+++ Records provided +++
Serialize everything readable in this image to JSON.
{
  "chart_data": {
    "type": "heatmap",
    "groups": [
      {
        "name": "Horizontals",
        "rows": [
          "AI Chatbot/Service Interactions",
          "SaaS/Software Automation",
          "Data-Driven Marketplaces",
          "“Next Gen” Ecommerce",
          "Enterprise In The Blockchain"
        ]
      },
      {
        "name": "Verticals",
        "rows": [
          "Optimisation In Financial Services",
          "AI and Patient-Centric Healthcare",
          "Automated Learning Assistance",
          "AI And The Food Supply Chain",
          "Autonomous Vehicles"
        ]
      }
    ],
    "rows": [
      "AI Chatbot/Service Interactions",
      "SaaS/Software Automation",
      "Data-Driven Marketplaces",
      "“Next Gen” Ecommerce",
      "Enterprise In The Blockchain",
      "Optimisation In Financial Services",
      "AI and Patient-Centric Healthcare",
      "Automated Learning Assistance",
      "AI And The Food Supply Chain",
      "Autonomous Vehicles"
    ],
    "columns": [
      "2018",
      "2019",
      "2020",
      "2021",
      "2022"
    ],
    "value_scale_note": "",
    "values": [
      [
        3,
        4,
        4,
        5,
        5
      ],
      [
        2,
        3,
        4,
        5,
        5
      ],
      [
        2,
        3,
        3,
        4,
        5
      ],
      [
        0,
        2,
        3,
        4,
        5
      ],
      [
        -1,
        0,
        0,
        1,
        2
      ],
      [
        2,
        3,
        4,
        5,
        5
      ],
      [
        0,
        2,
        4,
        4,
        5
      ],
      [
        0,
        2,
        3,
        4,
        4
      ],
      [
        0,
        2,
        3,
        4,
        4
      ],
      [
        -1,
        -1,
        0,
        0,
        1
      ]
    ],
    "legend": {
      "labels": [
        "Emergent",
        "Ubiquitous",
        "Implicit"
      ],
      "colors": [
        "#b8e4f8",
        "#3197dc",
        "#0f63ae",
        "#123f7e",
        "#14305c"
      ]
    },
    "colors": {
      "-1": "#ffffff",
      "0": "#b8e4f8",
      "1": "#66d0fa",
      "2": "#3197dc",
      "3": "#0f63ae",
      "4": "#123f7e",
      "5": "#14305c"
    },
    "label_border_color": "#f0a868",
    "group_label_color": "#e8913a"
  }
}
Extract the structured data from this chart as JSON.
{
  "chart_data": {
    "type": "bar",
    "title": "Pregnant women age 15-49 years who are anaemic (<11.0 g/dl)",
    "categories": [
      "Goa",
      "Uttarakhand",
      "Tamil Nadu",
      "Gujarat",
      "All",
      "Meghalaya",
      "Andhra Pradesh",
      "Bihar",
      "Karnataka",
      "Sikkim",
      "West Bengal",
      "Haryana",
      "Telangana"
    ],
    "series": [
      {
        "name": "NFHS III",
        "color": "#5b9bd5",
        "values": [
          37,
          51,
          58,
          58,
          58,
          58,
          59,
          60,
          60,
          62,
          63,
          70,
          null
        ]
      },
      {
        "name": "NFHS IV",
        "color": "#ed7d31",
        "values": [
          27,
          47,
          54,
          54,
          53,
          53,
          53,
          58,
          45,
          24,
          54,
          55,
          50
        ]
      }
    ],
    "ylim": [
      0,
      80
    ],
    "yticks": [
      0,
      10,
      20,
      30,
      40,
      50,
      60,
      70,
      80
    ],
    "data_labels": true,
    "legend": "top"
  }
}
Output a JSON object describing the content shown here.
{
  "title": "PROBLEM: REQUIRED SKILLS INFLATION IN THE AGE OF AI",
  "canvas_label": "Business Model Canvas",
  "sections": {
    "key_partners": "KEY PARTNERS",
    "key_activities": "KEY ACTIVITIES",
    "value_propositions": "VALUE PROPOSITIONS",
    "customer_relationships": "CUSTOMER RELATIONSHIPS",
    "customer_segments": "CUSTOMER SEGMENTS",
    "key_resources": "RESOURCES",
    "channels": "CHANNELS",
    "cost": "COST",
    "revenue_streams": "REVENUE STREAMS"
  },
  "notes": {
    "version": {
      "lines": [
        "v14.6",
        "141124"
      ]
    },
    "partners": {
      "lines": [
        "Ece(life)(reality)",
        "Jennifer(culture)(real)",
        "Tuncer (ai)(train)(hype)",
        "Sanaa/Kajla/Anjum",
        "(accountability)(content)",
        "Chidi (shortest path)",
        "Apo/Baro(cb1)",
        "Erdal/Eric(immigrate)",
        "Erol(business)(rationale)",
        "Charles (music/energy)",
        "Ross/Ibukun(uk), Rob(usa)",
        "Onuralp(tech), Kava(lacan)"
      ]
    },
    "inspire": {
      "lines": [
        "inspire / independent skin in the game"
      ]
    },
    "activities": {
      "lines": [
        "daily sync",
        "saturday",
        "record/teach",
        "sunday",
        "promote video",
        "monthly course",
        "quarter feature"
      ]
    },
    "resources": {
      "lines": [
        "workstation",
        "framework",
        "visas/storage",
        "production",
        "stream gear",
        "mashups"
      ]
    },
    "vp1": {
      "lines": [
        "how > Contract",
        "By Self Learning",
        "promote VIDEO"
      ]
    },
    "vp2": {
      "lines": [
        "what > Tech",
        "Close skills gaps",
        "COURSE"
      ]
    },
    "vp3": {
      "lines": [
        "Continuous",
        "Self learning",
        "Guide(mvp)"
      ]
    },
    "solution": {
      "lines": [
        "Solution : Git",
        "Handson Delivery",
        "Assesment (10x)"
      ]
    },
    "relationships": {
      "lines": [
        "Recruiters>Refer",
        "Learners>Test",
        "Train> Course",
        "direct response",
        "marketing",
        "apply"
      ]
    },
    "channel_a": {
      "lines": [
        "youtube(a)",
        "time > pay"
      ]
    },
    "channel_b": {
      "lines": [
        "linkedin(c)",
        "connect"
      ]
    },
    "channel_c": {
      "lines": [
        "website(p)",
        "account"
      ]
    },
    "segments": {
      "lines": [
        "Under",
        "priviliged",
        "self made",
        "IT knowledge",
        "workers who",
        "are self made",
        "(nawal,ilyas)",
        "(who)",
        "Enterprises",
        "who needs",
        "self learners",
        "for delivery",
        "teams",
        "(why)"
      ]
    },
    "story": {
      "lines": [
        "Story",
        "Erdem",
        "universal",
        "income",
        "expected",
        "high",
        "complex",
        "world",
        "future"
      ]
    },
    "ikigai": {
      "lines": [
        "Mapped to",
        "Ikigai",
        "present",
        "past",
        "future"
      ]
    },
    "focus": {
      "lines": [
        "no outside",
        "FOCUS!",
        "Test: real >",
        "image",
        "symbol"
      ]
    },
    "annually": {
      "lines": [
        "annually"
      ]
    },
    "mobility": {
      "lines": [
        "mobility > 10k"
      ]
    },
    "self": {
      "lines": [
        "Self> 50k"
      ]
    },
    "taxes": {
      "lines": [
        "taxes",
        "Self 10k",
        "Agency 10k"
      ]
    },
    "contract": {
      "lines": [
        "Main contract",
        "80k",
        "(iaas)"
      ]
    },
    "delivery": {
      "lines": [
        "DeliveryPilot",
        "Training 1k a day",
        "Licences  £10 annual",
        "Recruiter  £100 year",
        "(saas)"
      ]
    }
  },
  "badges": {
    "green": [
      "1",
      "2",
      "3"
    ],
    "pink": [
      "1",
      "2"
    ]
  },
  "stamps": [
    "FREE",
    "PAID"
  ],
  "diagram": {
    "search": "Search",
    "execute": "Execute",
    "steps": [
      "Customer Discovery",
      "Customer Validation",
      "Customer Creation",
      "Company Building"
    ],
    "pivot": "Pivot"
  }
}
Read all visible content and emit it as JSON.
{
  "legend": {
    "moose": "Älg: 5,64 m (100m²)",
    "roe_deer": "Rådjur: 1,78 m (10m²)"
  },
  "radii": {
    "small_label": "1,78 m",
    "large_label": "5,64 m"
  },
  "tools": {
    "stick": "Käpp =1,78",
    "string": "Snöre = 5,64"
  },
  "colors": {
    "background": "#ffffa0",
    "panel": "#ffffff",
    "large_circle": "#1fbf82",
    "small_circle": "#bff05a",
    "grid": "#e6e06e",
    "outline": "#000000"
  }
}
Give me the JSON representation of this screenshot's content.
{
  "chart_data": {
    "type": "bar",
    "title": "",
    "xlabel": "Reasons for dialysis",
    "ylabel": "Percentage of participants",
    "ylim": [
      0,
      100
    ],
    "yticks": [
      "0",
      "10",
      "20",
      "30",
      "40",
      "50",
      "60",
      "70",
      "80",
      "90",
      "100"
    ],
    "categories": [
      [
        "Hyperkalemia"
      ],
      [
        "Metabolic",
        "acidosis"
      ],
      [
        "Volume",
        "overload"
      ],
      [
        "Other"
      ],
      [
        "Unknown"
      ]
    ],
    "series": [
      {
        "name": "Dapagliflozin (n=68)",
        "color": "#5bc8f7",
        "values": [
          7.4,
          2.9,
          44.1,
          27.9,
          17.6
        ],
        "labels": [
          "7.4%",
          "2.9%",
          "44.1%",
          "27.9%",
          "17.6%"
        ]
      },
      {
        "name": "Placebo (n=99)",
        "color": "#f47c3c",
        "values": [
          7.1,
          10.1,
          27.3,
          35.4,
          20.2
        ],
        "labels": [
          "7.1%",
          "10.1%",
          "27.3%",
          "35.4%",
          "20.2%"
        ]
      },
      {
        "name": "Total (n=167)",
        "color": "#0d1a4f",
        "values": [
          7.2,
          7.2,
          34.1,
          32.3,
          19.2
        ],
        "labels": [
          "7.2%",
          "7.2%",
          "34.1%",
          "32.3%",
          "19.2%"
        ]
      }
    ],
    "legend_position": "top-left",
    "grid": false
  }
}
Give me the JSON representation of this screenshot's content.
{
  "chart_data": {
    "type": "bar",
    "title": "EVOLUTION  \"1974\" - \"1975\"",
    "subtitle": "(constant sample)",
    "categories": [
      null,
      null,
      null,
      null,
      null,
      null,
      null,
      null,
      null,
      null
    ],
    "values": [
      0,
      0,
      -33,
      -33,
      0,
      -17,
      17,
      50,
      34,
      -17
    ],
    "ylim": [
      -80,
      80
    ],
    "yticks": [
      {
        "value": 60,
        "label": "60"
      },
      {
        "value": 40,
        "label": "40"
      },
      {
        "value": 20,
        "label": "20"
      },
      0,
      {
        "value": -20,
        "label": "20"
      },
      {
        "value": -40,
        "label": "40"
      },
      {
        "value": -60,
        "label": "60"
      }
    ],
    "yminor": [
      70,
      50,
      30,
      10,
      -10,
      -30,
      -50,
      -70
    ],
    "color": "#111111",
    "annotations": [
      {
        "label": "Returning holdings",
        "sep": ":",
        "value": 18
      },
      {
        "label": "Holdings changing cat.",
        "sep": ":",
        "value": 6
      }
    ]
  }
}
+++
Using the records given above, list every line that includes the word "Automated".

          "Automated Learning Assistance",
      "Automated Learning Assistance",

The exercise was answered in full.